● **SET EXERCISE**
For every line in the records that has the word "save", make a copy.

● **THE DATA**

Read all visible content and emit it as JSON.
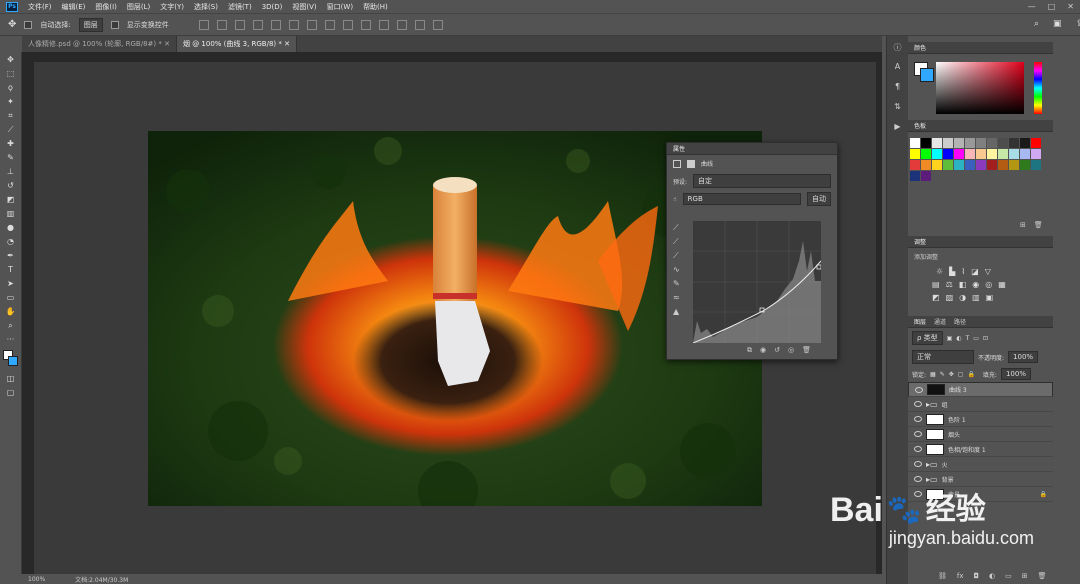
{
  "menubar": {
    "logo": "Ps",
    "items": [
      "文件(F)",
      "编辑(E)",
      "图像(I)",
      "图层(L)",
      "文字(Y)",
      "选择(S)",
      "滤镜(T)",
      "3D(D)",
      "视图(V)",
      "窗口(W)",
      "帮助(H)"
    ],
    "controls": [
      "—",
      "□",
      "✕"
    ]
  },
  "optionsbar": {
    "auto_select_label": "自动选择:",
    "auto_select_value": "图层",
    "transform_label": "显示变换控件"
  },
  "tabs": [
    {
      "label": "人像精修.psd @ 100% (轮廓, RGB/8#) *"
    },
    {
      "label": "烟 @ 100% (曲线 3, RGB/8) *"
    }
  ],
  "status": {
    "zoom": "100%",
    "doc": "文档:2.04M/30.3M"
  },
  "properties": {
    "title": "属性",
    "mode": "曲线",
    "preset_label": "预设:",
    "preset_value": "自定",
    "channel_value": "RGB",
    "auto_label": "自动"
  },
  "panels": {
    "color_tabs": [
      "颜色"
    ],
    "swatches_tabs": [
      "色板"
    ],
    "adjust_tab": "调整",
    "adjust_sub": "添加调整",
    "layers_tabs": [
      "图层",
      "通道",
      "路径"
    ],
    "kind": "ρ 类型",
    "blend": "正常",
    "opacity_label": "不透明度:",
    "opacity": "100%",
    "fill_label": "填充:",
    "fill": "100%",
    "lock_label": "锁定:"
  },
  "layers": [
    {
      "name": "曲线 3",
      "selected": true,
      "thumb": "dark"
    },
    {
      "name": "组",
      "group": true
    },
    {
      "name": "色阶 1",
      "thumb": "white"
    },
    {
      "name": "烟头",
      "thumb": "white"
    },
    {
      "name": "色相/饱和度 1",
      "thumb": "white"
    },
    {
      "name": "火",
      "group": true
    },
    {
      "name": "背景",
      "group": true
    },
    {
      "name": "背景",
      "thumb": "white",
      "locked": true
    }
  ],
  "swatch_colors": [
    "#ffffff",
    "#000000",
    "#e6e6e6",
    "#cccccc",
    "#b3b3b3",
    "#999999",
    "#808080",
    "#666666",
    "#4d4d4d",
    "#333333",
    "#1a1a1a",
    "#ff0000",
    "#ffff00",
    "#00ff00",
    "#00ffff",
    "#0000ff",
    "#ff00ff",
    "#f7b7b7",
    "#f9c990",
    "#fff5a0",
    "#c7e9a8",
    "#a8dde8",
    "#a8b8f0",
    "#d1a8f0",
    "#e33a3a",
    "#f08a24",
    "#ffd21f",
    "#5fbd3a",
    "#2bb3c2",
    "#3a5fbd",
    "#8b3abd",
    "#a31f1f",
    "#b35c12",
    "#b39612",
    "#2f7a1c",
    "#1c7580",
    "#1c337a",
    "#5c1c7a"
  ],
  "accent": "#31a8ff",
  "watermark": {
    "brand": "Bai",
    "brand2": "经验",
    "url": "jingyan.baidu.com"
  }
}
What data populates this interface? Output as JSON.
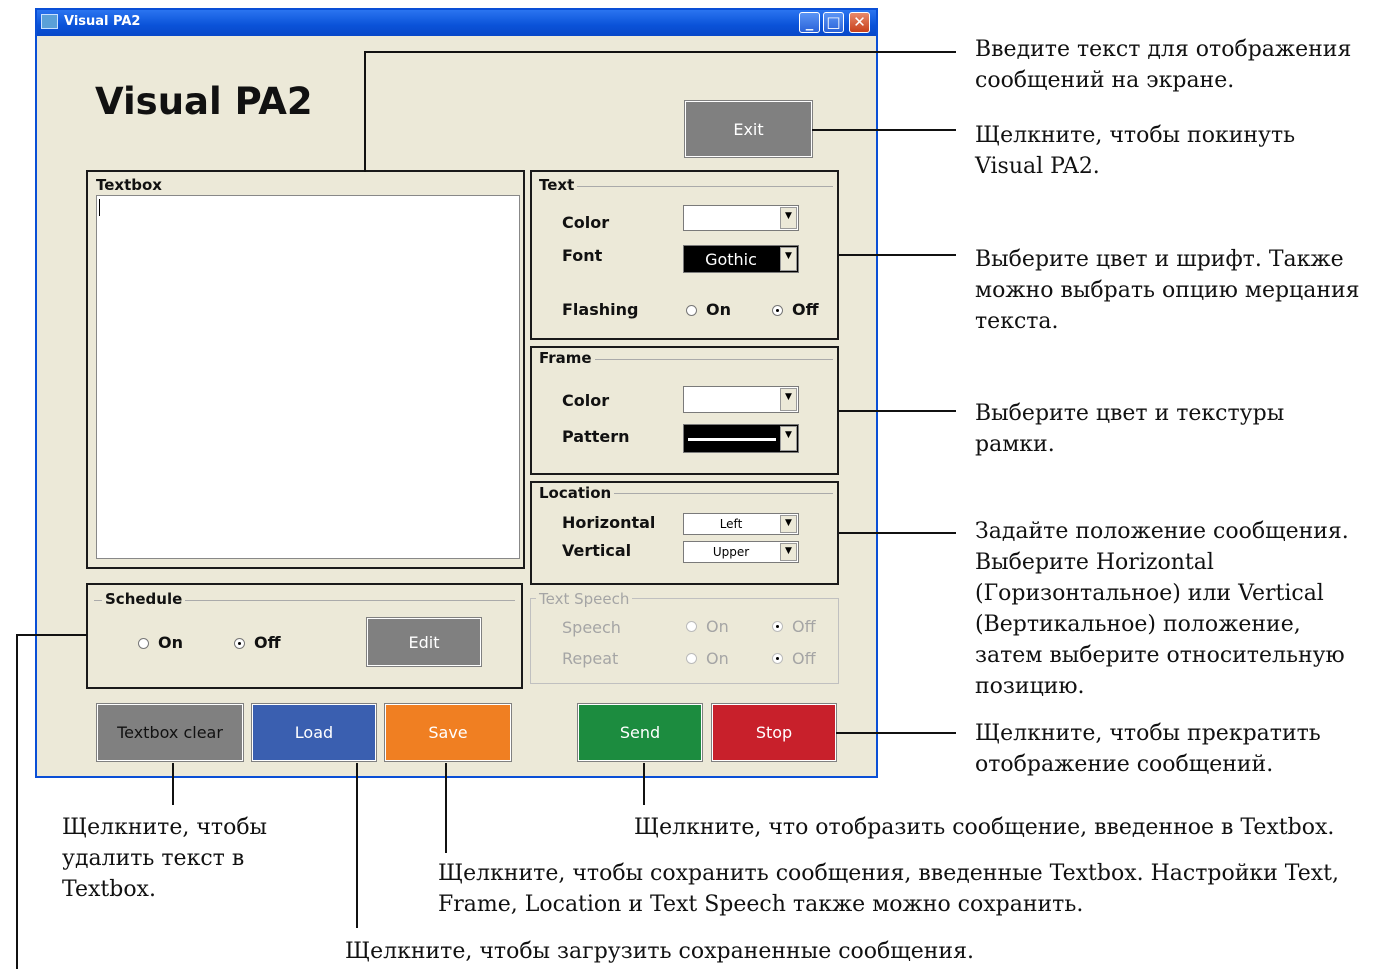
{
  "window": {
    "title": "Visual PA2",
    "app_title": "Visual PA2",
    "minimize_glyph": "_",
    "maximize_glyph": "□",
    "close_glyph": "✕"
  },
  "exit_button": "Exit",
  "textbox": {
    "label": "Textbox",
    "value": ""
  },
  "text_group": {
    "label": "Text",
    "color_label": "Color",
    "color_value": "",
    "font_label": "Font",
    "font_value": "Gothic",
    "flashing_label": "Flashing",
    "on_label": "On",
    "off_label": "Off",
    "flashing_selected": "Off"
  },
  "frame_group": {
    "label": "Frame",
    "color_label": "Color",
    "color_value": "",
    "pattern_label": "Pattern"
  },
  "location_group": {
    "label": "Location",
    "horizontal_label": "Horizontal",
    "horizontal_value": "Left",
    "vertical_label": "Vertical",
    "vertical_value": "Upper"
  },
  "speech_group": {
    "label": "Text Speech",
    "speech_label": "Speech",
    "repeat_label": "Repeat",
    "on_label": "On",
    "off_label": "Off"
  },
  "schedule_group": {
    "label": "Schedule",
    "on_label": "On",
    "off_label": "Off",
    "edit_label": "Edit",
    "selected": "Off"
  },
  "buttons": {
    "textbox_clear": "Textbox clear",
    "load": "Load",
    "save": "Save",
    "send": "Send",
    "stop": "Stop"
  },
  "colors": {
    "gray_button": "#808080",
    "load": "#3a5fb0",
    "save": "#f07f22",
    "send": "#1c8c3f",
    "stop": "#c8202b",
    "titlebar": "#0a52d8"
  },
  "annotations": {
    "textbox": "Введите текст для отображения сообщений на экране.",
    "exit": "Щелкните, чтобы покинуть Visual PA2.",
    "text": "Выберите цвет и шрифт. Также можно выбрать опцию мерцания текста.",
    "frame": "Выберите цвет и текстуры рамки.",
    "location": "Задайте положение сообщения. Выберите Horizontal (Горизонтальное) или Vertical (Вертикальное) положение, затем выберите относительную позицию.",
    "stop": "Щелкните, чтобы прекратить отображение сообщений.",
    "clear": "Щелкните, чтобы удалить текст в Textbox.",
    "send": "Щелкните, что отобразить сообщение, введенное в Textbox.",
    "save": "Щелкните, чтобы сохранить сообщения, введенные Textbox. Настройки Text, Frame, Location и Text Speech также можно сохранить.",
    "load": "Щелкните, чтобы загрузить сохраненные сообщения."
  }
}
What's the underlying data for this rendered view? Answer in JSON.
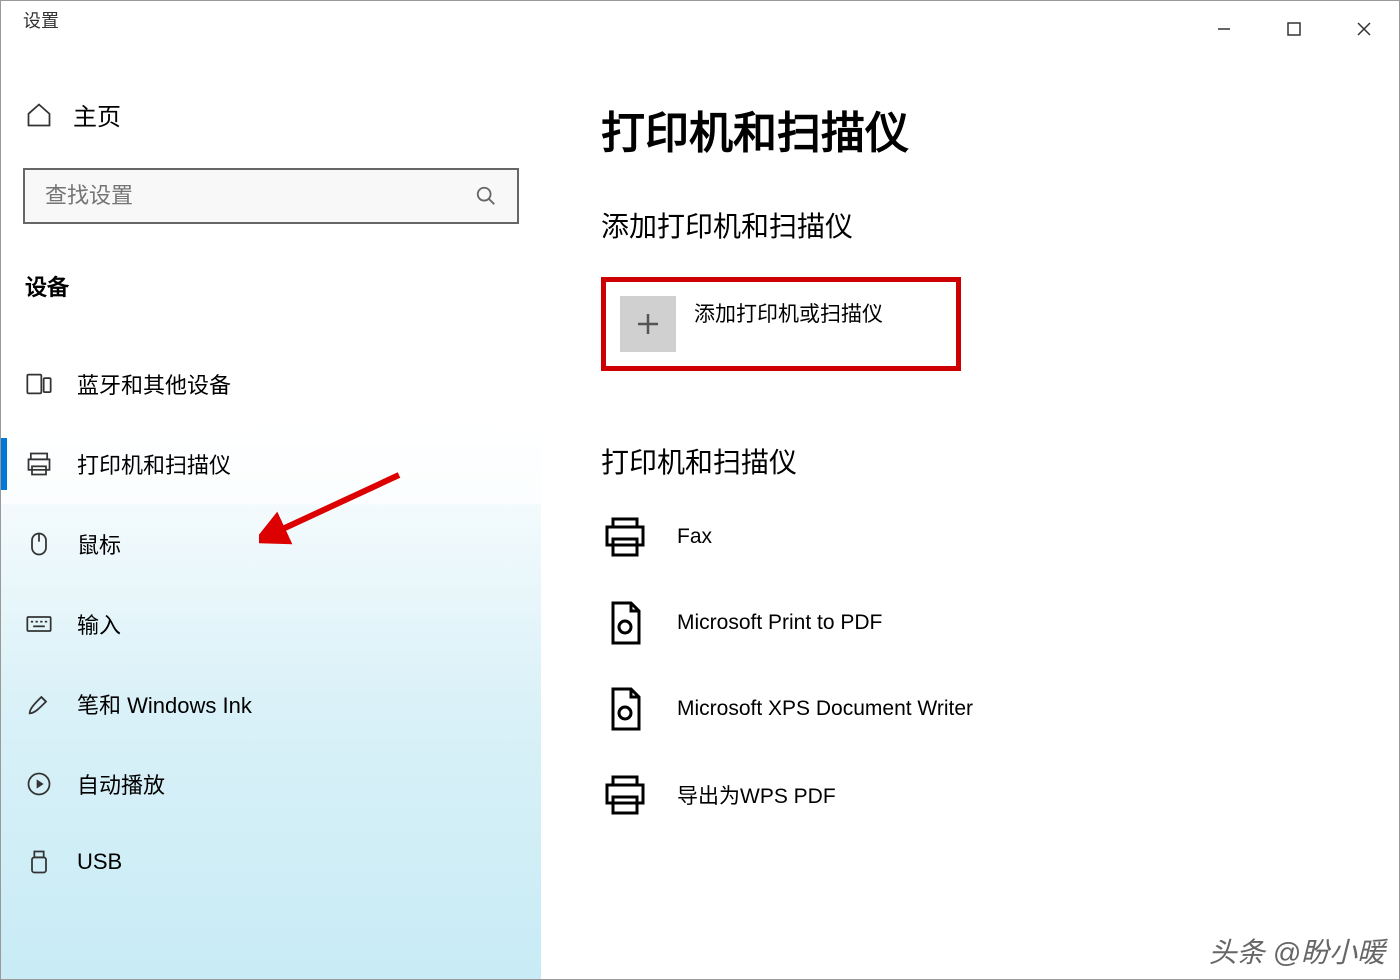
{
  "window": {
    "title": "设置"
  },
  "sidebar": {
    "home_label": "主页",
    "search_placeholder": "查找设置",
    "category_label": "设备",
    "items": [
      {
        "label": "蓝牙和其他设备",
        "icon": "bluetooth-devices-icon"
      },
      {
        "label": "打印机和扫描仪",
        "icon": "printer-icon",
        "selected": true
      },
      {
        "label": "鼠标",
        "icon": "mouse-icon"
      },
      {
        "label": "输入",
        "icon": "keyboard-icon"
      },
      {
        "label": "笔和 Windows Ink",
        "icon": "pen-icon"
      },
      {
        "label": "自动播放",
        "icon": "autoplay-icon"
      },
      {
        "label": "USB",
        "icon": "usb-icon"
      }
    ]
  },
  "main": {
    "page_title": "打印机和扫描仪",
    "add_section_title": "添加打印机和扫描仪",
    "add_button_label": "添加打印机或扫描仪",
    "list_section_title": "打印机和扫描仪",
    "printers": [
      {
        "label": "Fax"
      },
      {
        "label": "Microsoft Print to PDF"
      },
      {
        "label": "Microsoft XPS Document Writer"
      },
      {
        "label": "导出为WPS PDF"
      }
    ]
  },
  "watermark": "头条 @盼小暖"
}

● **FULL OUTPUT**
    "save": "Save",
    "save": "#f07f22",
    "save": "Щелкните, чтобы сохранить сообщения, введенные Textbox. Настройки Text, Frame, Location и Text Speech также можно сохранить.",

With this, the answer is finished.